→ Objective:
Do not include the pictures; repeat the rest of the data exactly.

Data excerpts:
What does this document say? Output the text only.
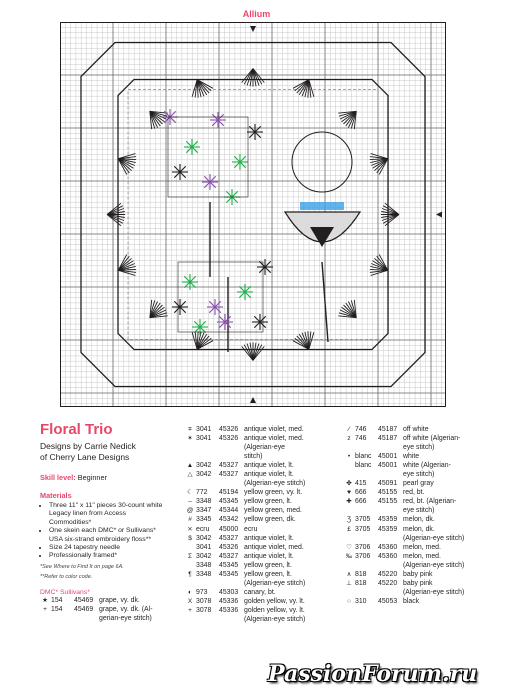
Allium
Floral Trio
Designs by Carrie Nedick
of Cherry Lane Designs
Skill level: Beginner
Materials
• Three 11" x 11" pieces 30-count white Legacy linen from Access Commodities*
• One skein each DMC* or Sullivans* USA six-strand embroidery floss**
• Size 24 tapestry needle
• Professionally framed*
*See Where to Find It on page 6A.
**Refer to color code.
DMC* Sullivans*
★ 154	45469 grape, vy. dk.
+ 154	45469 grape, vy. dk. (Al-
gerian-eye stitch)
⌗ 3041	45326 antique violet, med.
✶ 3041	45326 antique violet, med.
(Algerian-eye
stitch)
▲ 3042	45327 antique violet, lt.
△ 3042	45327 antique violet, lt.
(Algerian-eye stitch)
☾ 772	45194 yellow green, vy. lt.
– 3348	45345 yellow green, lt.
@ 3347	45344 yellow green, med.
# 3345	45342 yellow green, dk.
⨯ ecru	45000 ecru
$ 3042	45327 antique violet, lt.
3041	45326 antique violet, med.
Σ 3042	45327 antique violet, lt.
3348	45345 yellow green, lt.
¶ 3348	45345 yellow green, lt.
(Algerian-eye stitch)
◐ 973	45303 canary, bt.
X 3078	45336 golden yellow, vy. lt.
+ 3078	45336 golden yellow, vy. lt.
(Algerian-eye stitch)
⁄ 746	45187 off white
z 746	45187 off white (Algerian-
eye stitch)
• blanc 45001 white
blanc 45001 white (Algerian-
eye stitch)
✤ 415	45091 pearl gray
♥ 666	45155 red, bt.
✚ 666	45155 red, bt. (Algerian-
eye stitch)
Ʒ 3705	45359 melon, dk.
£ 3705	45359 melon, dk.
(Algerian-eye stitch)
♡ 3706	45360 melon, med.
‰ 3706	45360 melon, med.
(Algerian-eye stitch)
∧ 818	45220 baby pink
⊥ 818	45220 baby pink
(Algerian-eye stitch)
○ 310	45053 black
PassionForum.ru
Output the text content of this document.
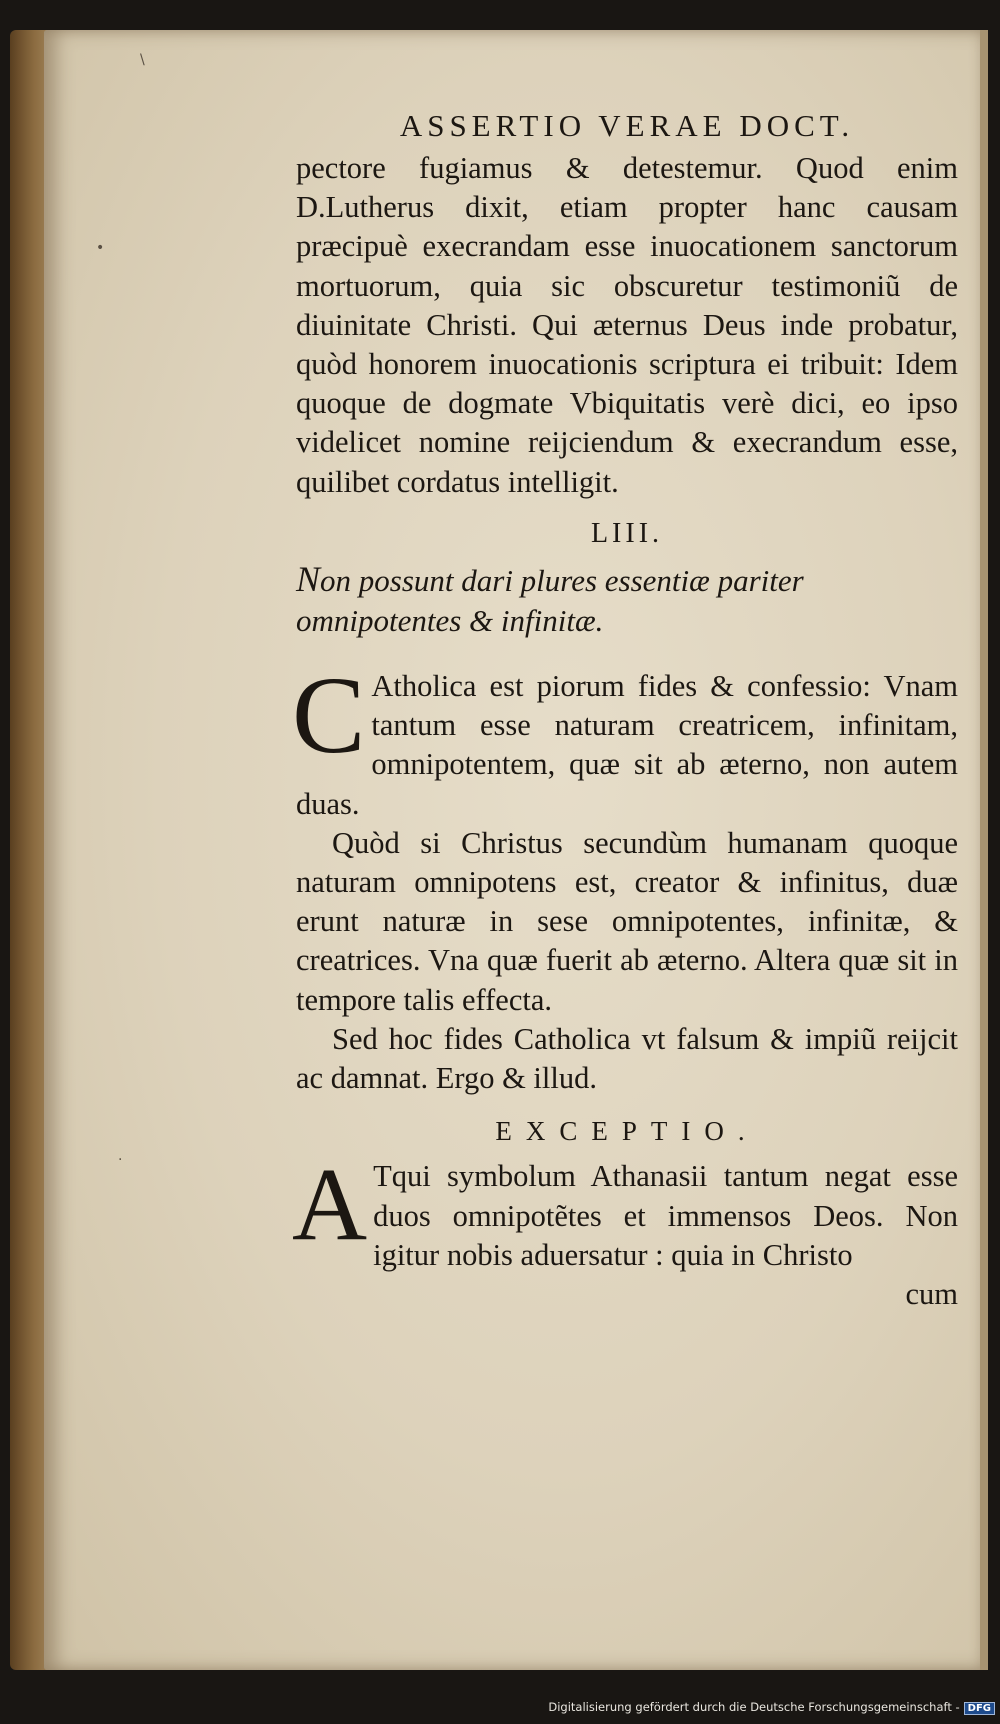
\
•
·
ASSERTIO VERAE DOCT.

pectore fugiamus & detestemur. Quod enim D.Lutherus dixit, etiam propter hanc causam præcipuè execrandam esse inuocationem sanctorum mortuorum, quia sic obscuretur testimoniũ de diuinitate Christi. Qui æternus Deus inde probatur, quòd honorem inuocationis scriptura ei tribuit: Idem quoque de dogmate Vbiquitatis verè dici, eo ipso videlicet nomine reijciendum & execrandum esse, quilibet cordatus intelligit.

LIII.

Non possunt dari plures essentiæ pariter omnipotentes & infinitæ.

C Atholica est piorum fides & confessio: Vnam tantum esse naturam creatricem, infinitam, omnipotentem, quæ sit ab æterno, non autem duas.

Quòd si Christus secundùm humanam quoque naturam omnipotens est, creator & infinitus, duæ erunt naturæ in sese omnipotentes, infinitæ, & creatrices. Vna quæ fuerit ab æterno. Altera quæ sit in tempore talis effecta.

Sed hoc fides Catholica vt falsum & impiũ reijcit ac damnat. Ergo & illud.

EXCEPTIO.

A Tqui symbolum Athanasii tantum negat esse duos omnipotẽtes et immensos Deos. Non igitur nobis aduersatur : quia in Christo

cum

Digitalisierung gefördert durch die Deutsche Forschungsgemeinschaft - DFG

→ Output:
What does this document say? Output the text only.
Allium
Floral Trio
Designs by Carrie Nedick
of Cherry Lane Designs
Skill level: Beginner
Materials
• Three 11" x 11" pieces 30-count white Legacy linen from Access Commodities*
• One skein each DMC* or Sullivans* USA six-strand embroidery floss**
• Size 24 tapestry needle
• Professionally framed*
*See Where to Find It on page 6A.
**Refer to color code.
DMC* Sullivans*
★ 154	45469 grape, vy. dk.
+ 154	45469 grape, vy. dk. (Al-
gerian-eye stitch)
⌗ 3041	45326 antique violet, med.
✶ 3041	45326 antique violet, med.
(Algerian-eye
stitch)
▲ 3042	45327 antique violet, lt.
△ 3042	45327 antique violet, lt.
(Algerian-eye stitch)
☾ 772	45194 yellow green, vy. lt.
– 3348	45345 yellow green, lt.
@ 3347	45344 yellow green, med.
# 3345	45342 yellow green, dk.
⨯ ecru	45000 ecru
$ 3042	45327 antique violet, lt.
3041	45326 antique violet, med.
Σ 3042	45327 antique violet, lt.
3348	45345 yellow green, lt.
¶ 3348	45345 yellow green, lt.
(Algerian-eye stitch)
◐ 973	45303 canary, bt.
X 3078	45336 golden yellow, vy. lt.
+ 3078	45336 golden yellow, vy. lt.
(Algerian-eye stitch)
⁄ 746	45187 off white
z 746	45187 off white (Algerian-
eye stitch)
• blanc 45001 white
blanc 45001 white (Algerian-
eye stitch)
✤ 415	45091 pearl gray
♥ 666	45155 red, bt.
✚ 666	45155 red, bt. (Algerian-
eye stitch)
Ʒ 3705	45359 melon, dk.
£ 3705	45359 melon, dk.
(Algerian-eye stitch)
♡ 3706	45360 melon, med.
‰ 3706	45360 melon, med.
(Algerian-eye stitch)
∧ 818	45220 baby pink
⊥ 818	45220 baby pink
(Algerian-eye stitch)
○ 310	45053 black
PassionForum.ru
Output the text content of this document.
\
•
·
ASSERTIO VERAE DOCT.

pectore fugiamus & detestemur. Quod enim D.Lutherus dixit, etiam propter hanc causam præcipuè execrandam esse inuocationem sanctorum mortuorum, quia sic obscuretur testimoniũ de diuinitate Christi. Qui æternus Deus inde probatur, quòd honorem inuocationis scriptura ei tribuit: Idem quoque de dogmate Vbiquitatis verè dici, eo ipso videlicet nomine reijciendum & execrandum esse, quilibet cordatus intelligit.

LIII.

Non possunt dari plures essentiæ pariter omnipotentes & infinitæ.

C Atholica est piorum fides & confessio: Vnam tantum esse naturam creatricem, infinitam, omnipotentem, quæ sit ab æterno, non autem duas.

Quòd si Christus secundùm humanam quoque naturam omnipotens est, creator & infinitus, duæ erunt naturæ in sese omnipotentes, infinitæ, & creatrices. Vna quæ fuerit ab æterno. Altera quæ sit in tempore talis effecta.

Sed hoc fides Catholica vt falsum & impiũ reijcit ac damnat. Ergo & illud.

EXCEPTIO.

A Tqui symbolum Athanasii tantum negat esse duos omnipotẽtes et immensos Deos. Non igitur nobis aduersatur : quia in Christo

cum

Digitalisierung gefördert durch die Deutsche Forschungsgemeinschaft - DFG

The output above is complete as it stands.